═══ Task input ═══

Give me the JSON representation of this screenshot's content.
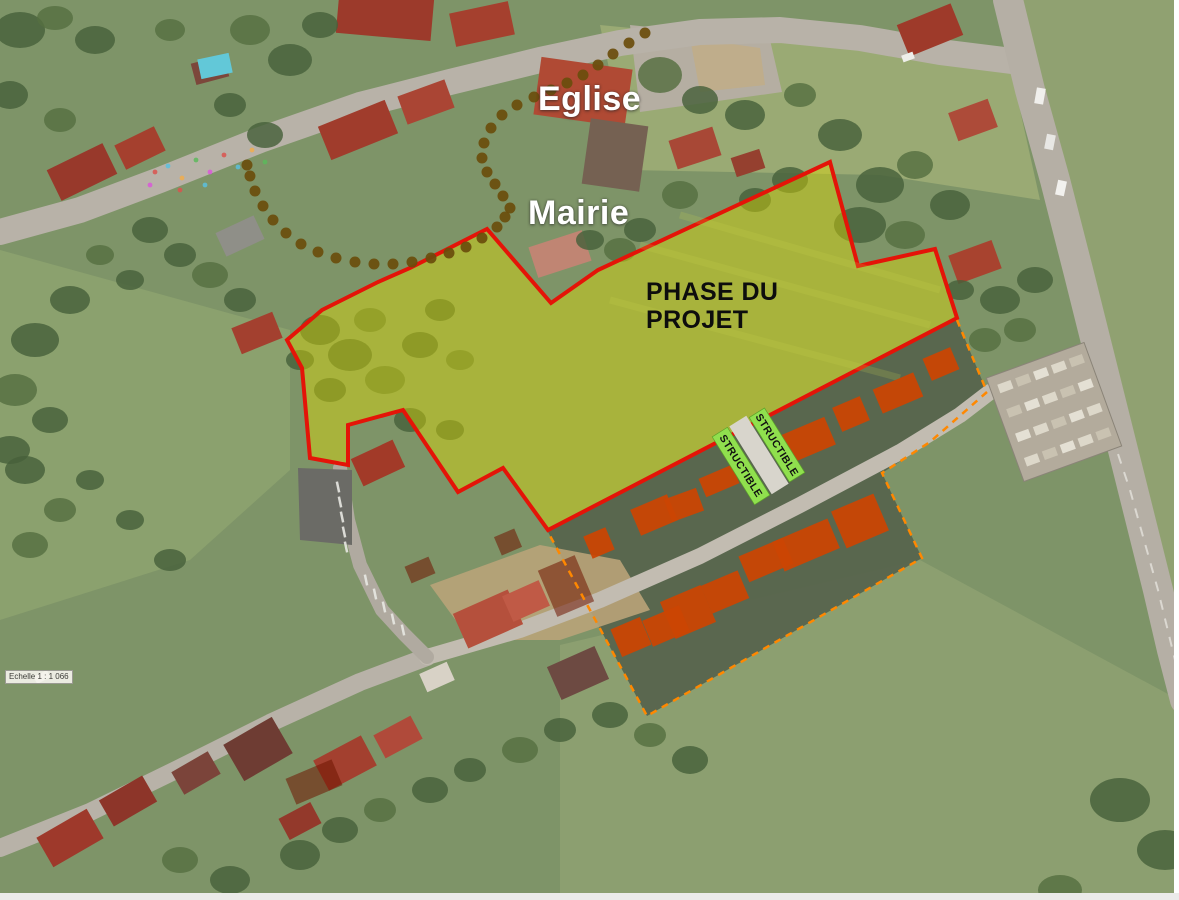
{
  "labels": {
    "eglise": "Eglise",
    "mairie": "Mairie",
    "phase_line1": "PHASE DU",
    "phase_line2": "PROJET",
    "band1": "STRUCTIBLE",
    "band2": "STRUCTIBLE",
    "scale": "Echelle 1 : 1 066"
  },
  "colors": {
    "project_outline": "#e41408",
    "project_fill": "rgba(226,222,0,0.42)",
    "footprint": "#cb4503",
    "demolition": "#6f1400",
    "parcel_dash": "#ff8800",
    "band_green": "#90e04e",
    "trail_dot": "#6a4d0c",
    "road_gray": "#b8b2a8",
    "tree_green": "#47603a",
    "dark_band": "#57644d"
  },
  "map": {
    "base": "#7e9468",
    "fields": [
      {
        "points": "600,25 1010,65 1040,200 880,175 630,170",
        "fill": "#9aaa74"
      },
      {
        "points": "1012,0 1179,0 1179,680",
        "fill": "#90a171"
      },
      {
        "points": "560,645 920,560 1179,700 1179,893 560,893",
        "fill": "#8c9f70"
      },
      {
        "points": "0,250 290,330 290,470 190,560 0,620",
        "fill": "#8ba16e"
      },
      {
        "points": "630,25 770,40 782,92 640,112",
        "fill": "#b5aea2"
      }
    ],
    "dark_band": {
      "points": "548,532 957,320 987,392 930,442 882,473 922,558 647,716",
      "fill": "#57644d"
    },
    "tan_patches": [
      {
        "points": "430,585 540,545 620,560 650,610 560,640 470,640",
        "fill": "#b9a379"
      },
      {
        "points": "690,38 760,48 765,85 700,92",
        "fill": "#c0ad88"
      }
    ],
    "roads": [
      {
        "pts": [
          [
            0,
            232
          ],
          [
            80,
            210
          ],
          [
            160,
            180
          ],
          [
            260,
            140
          ],
          [
            360,
            105
          ],
          [
            450,
            82
          ],
          [
            540,
            60
          ],
          [
            620,
            43
          ],
          [
            700,
            32
          ],
          [
            780,
            30
          ],
          [
            860,
            38
          ],
          [
            940,
            52
          ],
          [
            1020,
            62
          ]
        ],
        "w": 26,
        "c": "#b8b2a8"
      },
      {
        "pts": [
          [
            1008,
            0
          ],
          [
            1030,
            90
          ],
          [
            1055,
            180
          ],
          [
            1078,
            270
          ],
          [
            1098,
            350
          ],
          [
            1118,
            430
          ],
          [
            1138,
            510
          ],
          [
            1158,
            590
          ],
          [
            1172,
            650
          ],
          [
            1185,
            700
          ]
        ],
        "w": 30,
        "c": "#b5afa5"
      },
      {
        "pts": [
          [
            0,
            848
          ],
          [
            90,
            812
          ],
          [
            180,
            768
          ],
          [
            270,
            723
          ],
          [
            360,
            682
          ],
          [
            427,
            657
          ]
        ],
        "w": 18,
        "c": "#b8b2a8"
      },
      {
        "pts": [
          [
            427,
            657
          ],
          [
            520,
            630
          ],
          [
            600,
            600
          ],
          [
            700,
            556
          ],
          [
            800,
            505
          ],
          [
            900,
            452
          ],
          [
            960,
            415
          ],
          [
            990,
            392
          ]
        ],
        "w": 16,
        "c": "#c2bcb1"
      },
      {
        "pts": [
          [
            340,
            468
          ],
          [
            348,
            520
          ],
          [
            360,
            565
          ],
          [
            382,
            610
          ],
          [
            404,
            634
          ],
          [
            427,
            657
          ]
        ],
        "w": 14,
        "c": "#b0aaa0"
      }
    ],
    "road_centerline": {
      "pts": [
        [
          1100,
          400
        ],
        [
          1130,
          490
        ],
        [
          1158,
          590
        ],
        [
          1175,
          660
        ]
      ],
      "c": "#e8e6e0"
    },
    "parking": {
      "points": "298,468 352,470 352,545 300,540",
      "fill": "#6b6b66"
    },
    "parking_ticks": [
      [
        338,
        487
      ],
      [
        340,
        502
      ],
      [
        342,
        517
      ],
      [
        344,
        532
      ],
      [
        346,
        547
      ],
      [
        366,
        580
      ],
      [
        375,
        594
      ],
      [
        384,
        607
      ],
      [
        393,
        619
      ],
      [
        403,
        630
      ]
    ],
    "cemetery": {
      "x": 1002,
      "y": 357,
      "w": 104,
      "h": 110,
      "rot": -20,
      "rows": 4,
      "cols": 5,
      "base": "#b3ab9c"
    },
    "houses": [
      [
        385,
        16,
        95,
        42,
        5,
        "#9c3a2b"
      ],
      [
        482,
        24,
        60,
        34,
        -12,
        "#a5402e"
      ],
      [
        583,
        92,
        92,
        58,
        8,
        "#b04a34"
      ],
      [
        615,
        155,
        58,
        66,
        8,
        "#756152"
      ],
      [
        695,
        148,
        46,
        30,
        -18,
        "#a84836"
      ],
      [
        748,
        163,
        30,
        20,
        -18,
        "#95402f"
      ],
      [
        930,
        30,
        58,
        34,
        -22,
        "#9e3a2a"
      ],
      [
        973,
        120,
        42,
        30,
        -20,
        "#ad4b39"
      ],
      [
        82,
        172,
        62,
        34,
        -26,
        "#98392b"
      ],
      [
        140,
        148,
        44,
        27,
        -26,
        "#a5402e"
      ],
      [
        210,
        70,
        34,
        22,
        -15,
        "#7c473b"
      ],
      [
        215,
        66,
        32,
        20,
        -12,
        "#62c8d8"
      ],
      [
        358,
        130,
        72,
        36,
        -22,
        "#a03c2c"
      ],
      [
        426,
        102,
        50,
        30,
        -20,
        "#aa4534"
      ],
      [
        240,
        236,
        42,
        26,
        -25,
        "#8f8f88"
      ],
      [
        257,
        333,
        44,
        28,
        -22,
        "#a3402f"
      ],
      [
        560,
        254,
        56,
        32,
        -18,
        "#c08573"
      ],
      [
        378,
        463,
        46,
        30,
        -25,
        "#a23a28"
      ],
      [
        975,
        262,
        46,
        30,
        -20,
        "#a8432f"
      ],
      [
        70,
        838,
        58,
        34,
        -30,
        "#9e392b"
      ],
      [
        128,
        801,
        50,
        30,
        -30,
        "#8d3529"
      ],
      [
        196,
        773,
        42,
        26,
        -30,
        "#7b443a"
      ],
      [
        258,
        749,
        56,
        42,
        -30,
        "#6e3c33"
      ],
      [
        345,
        763,
        54,
        34,
        -28,
        "#a3402f"
      ],
      [
        398,
        737,
        42,
        26,
        -28,
        "#b04a3a"
      ],
      [
        300,
        821,
        36,
        24,
        -28,
        "#93392b"
      ],
      [
        488,
        619,
        60,
        38,
        -24,
        "#b5503c"
      ],
      [
        526,
        601,
        40,
        28,
        -24,
        "#c05a46"
      ],
      [
        578,
        673,
        52,
        36,
        -24,
        "#6d4a42"
      ],
      [
        437,
        677,
        30,
        20,
        -24,
        "#d8d2c6"
      ]
    ],
    "trees": [
      [
        660,
        75,
        22,
        18
      ],
      [
        700,
        100,
        18,
        14
      ],
      [
        745,
        115,
        20,
        15
      ],
      [
        800,
        95,
        16,
        12
      ],
      [
        840,
        135,
        22,
        16
      ],
      [
        880,
        185,
        24,
        18
      ],
      [
        915,
        165,
        18,
        14
      ],
      [
        950,
        205,
        20,
        15
      ],
      [
        860,
        225,
        26,
        18
      ],
      [
        905,
        235,
        20,
        14
      ],
      [
        790,
        180,
        18,
        13
      ],
      [
        755,
        200,
        16,
        12
      ],
      [
        680,
        195,
        18,
        14
      ],
      [
        640,
        230,
        16,
        12
      ],
      [
        20,
        30,
        25,
        18
      ],
      [
        55,
        18,
        18,
        12
      ],
      [
        95,
        40,
        20,
        14
      ],
      [
        10,
        95,
        18,
        14
      ],
      [
        250,
        30,
        20,
        15
      ],
      [
        290,
        60,
        22,
        16
      ],
      [
        320,
        25,
        18,
        13
      ],
      [
        170,
        30,
        15,
        11
      ],
      [
        230,
        105,
        16,
        12
      ],
      [
        265,
        135,
        18,
        13
      ],
      [
        60,
        120,
        16,
        12
      ],
      [
        150,
        230,
        18,
        13
      ],
      [
        180,
        255,
        16,
        12
      ],
      [
        210,
        275,
        18,
        13
      ],
      [
        240,
        300,
        16,
        12
      ],
      [
        130,
        280,
        14,
        10
      ],
      [
        100,
        255,
        14,
        10
      ],
      [
        70,
        300,
        20,
        14
      ],
      [
        35,
        340,
        24,
        17
      ],
      [
        15,
        390,
        22,
        16
      ],
      [
        50,
        420,
        18,
        13
      ],
      [
        25,
        470,
        20,
        14
      ],
      [
        60,
        510,
        16,
        12
      ],
      [
        90,
        480,
        14,
        10
      ],
      [
        10,
        450,
        20,
        14
      ],
      [
        30,
        545,
        18,
        13
      ],
      [
        320,
        330,
        20,
        15
      ],
      [
        350,
        355,
        22,
        16
      ],
      [
        385,
        380,
        20,
        14
      ],
      [
        420,
        345,
        18,
        13
      ],
      [
        330,
        390,
        16,
        12
      ],
      [
        370,
        320,
        16,
        12
      ],
      [
        300,
        360,
        14,
        10
      ],
      [
        440,
        310,
        15,
        11
      ],
      [
        460,
        360,
        14,
        10
      ],
      [
        410,
        420,
        16,
        12
      ],
      [
        450,
        430,
        14,
        10
      ],
      [
        620,
        250,
        16,
        12
      ],
      [
        590,
        240,
        14,
        10
      ],
      [
        1000,
        300,
        20,
        14
      ],
      [
        1020,
        330,
        16,
        12
      ],
      [
        960,
        290,
        14,
        10
      ],
      [
        1035,
        280,
        18,
        13
      ],
      [
        985,
        340,
        16,
        12
      ],
      [
        1120,
        800,
        30,
        22
      ],
      [
        1165,
        850,
        28,
        20
      ],
      [
        1060,
        890,
        22,
        15
      ],
      [
        300,
        855,
        20,
        15
      ],
      [
        340,
        830,
        18,
        13
      ],
      [
        380,
        810,
        16,
        12
      ],
      [
        430,
        790,
        18,
        13
      ],
      [
        470,
        770,
        16,
        12
      ],
      [
        520,
        750,
        18,
        13
      ],
      [
        560,
        730,
        16,
        12
      ],
      [
        610,
        715,
        18,
        13
      ],
      [
        650,
        735,
        16,
        12
      ],
      [
        690,
        760,
        18,
        14
      ],
      [
        230,
        880,
        20,
        14
      ],
      [
        180,
        860,
        18,
        13
      ],
      [
        130,
        520,
        14,
        10
      ],
      [
        170,
        560,
        16,
        11
      ]
    ],
    "chalk_dots": {
      "pts": [
        [
          155,
          172
        ],
        [
          168,
          166
        ],
        [
          182,
          178
        ],
        [
          196,
          160
        ],
        [
          210,
          172
        ],
        [
          224,
          155
        ],
        [
          238,
          167
        ],
        [
          252,
          150
        ],
        [
          265,
          162
        ],
        [
          150,
          185
        ],
        [
          180,
          190
        ],
        [
          205,
          185
        ]
      ],
      "cols": [
        "#d9534f",
        "#5bc0de",
        "#f0ad4e",
        "#5cb85c",
        "#d957d9"
      ]
    },
    "project_polygon": {
      "points": "830,162 858,266 935,249 957,318 548,530 503,468 458,492 403,410 348,425 348,465 310,458 302,368 287,340 322,310 378,282 410,268 487,229 551,303 598,270"
    },
    "mow_lines": [
      "640,245 930,325",
      "610,300 900,378",
      "680,215 940,290"
    ],
    "footprints": [
      [
        808,
        440,
        48,
        30,
        -23
      ],
      [
        851,
        414,
        30,
        26,
        -23
      ],
      [
        898,
        393,
        44,
        26,
        -23
      ],
      [
        941,
        364,
        30,
        24,
        -23
      ],
      [
        599,
        543,
        24,
        24,
        -23
      ],
      [
        654,
        515,
        40,
        28,
        -23
      ],
      [
        684,
        505,
        34,
        24,
        -20
      ],
      [
        719,
        481,
        36,
        20,
        -23
      ],
      [
        688,
        612,
        44,
        40,
        -23
      ],
      [
        725,
        592,
        40,
        30,
        -23
      ],
      [
        766,
        560,
        48,
        28,
        -23
      ],
      [
        806,
        545,
        60,
        32,
        -23
      ],
      [
        860,
        521,
        46,
        40,
        -23
      ],
      [
        631,
        637,
        32,
        30,
        -23
      ],
      [
        666,
        626,
        40,
        28,
        -23
      ]
    ],
    "demolition_overlays": [
      [
        508,
        542,
        22,
        20,
        -23
      ],
      [
        566,
        586,
        40,
        50,
        -23
      ],
      [
        420,
        570,
        26,
        18,
        -23
      ],
      [
        314,
        782,
        50,
        28,
        -23
      ]
    ],
    "bands": {
      "path_rect": {
        "cx": 759,
        "cy": 455,
        "w": 20,
        "h": 80
      },
      "items": [
        {
          "cx": 777,
          "cy": 445,
          "len": 76
        },
        {
          "cx": 741,
          "cy": 466,
          "len": 80
        }
      ],
      "rect_rot": -32,
      "text_rot": 58,
      "w": 18
    },
    "parcel_dashed": {
      "points": "957,320 987,392 930,442 882,473 922,558 647,716 548,532"
    },
    "trail_dots": [
      [
        645,
        33
      ],
      [
        629,
        43
      ],
      [
        613,
        54
      ],
      [
        598,
        65
      ],
      [
        583,
        75
      ],
      [
        567,
        83
      ],
      [
        551,
        90
      ],
      [
        534,
        97
      ],
      [
        517,
        105
      ],
      [
        502,
        115
      ],
      [
        491,
        128
      ],
      [
        484,
        143
      ],
      [
        482,
        158
      ],
      [
        487,
        172
      ],
      [
        495,
        184
      ],
      [
        503,
        196
      ],
      [
        510,
        208
      ],
      [
        505,
        217
      ],
      [
        497,
        227
      ],
      [
        482,
        238
      ],
      [
        466,
        247
      ],
      [
        449,
        253
      ],
      [
        431,
        258
      ],
      [
        412,
        262
      ],
      [
        393,
        264
      ],
      [
        374,
        264
      ],
      [
        355,
        262
      ],
      [
        336,
        258
      ],
      [
        318,
        252
      ],
      [
        301,
        244
      ],
      [
        286,
        233
      ],
      [
        273,
        220
      ],
      [
        263,
        206
      ],
      [
        255,
        191
      ],
      [
        250,
        176
      ],
      [
        247,
        165
      ]
    ],
    "vehicles": [
      [
        42,
        677,
        15,
        8,
        -28,
        "#f5f5f2"
      ],
      [
        1040,
        96,
        9,
        16,
        10,
        "#f0efec"
      ],
      [
        1050,
        142,
        9,
        15,
        11,
        "#e8e7e4"
      ],
      [
        1061,
        188,
        9,
        15,
        12,
        "#f2f1ee"
      ],
      [
        908,
        57,
        12,
        7,
        -20,
        "#eeeeea"
      ]
    ],
    "edge_strips": {
      "right": "#ffffff",
      "bottom": "#ebebe9"
    }
  }
}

═══

=== What you have to do ===
How many lines of the listing include the string "points"? Answer with the number alone.

=== Final result ===
11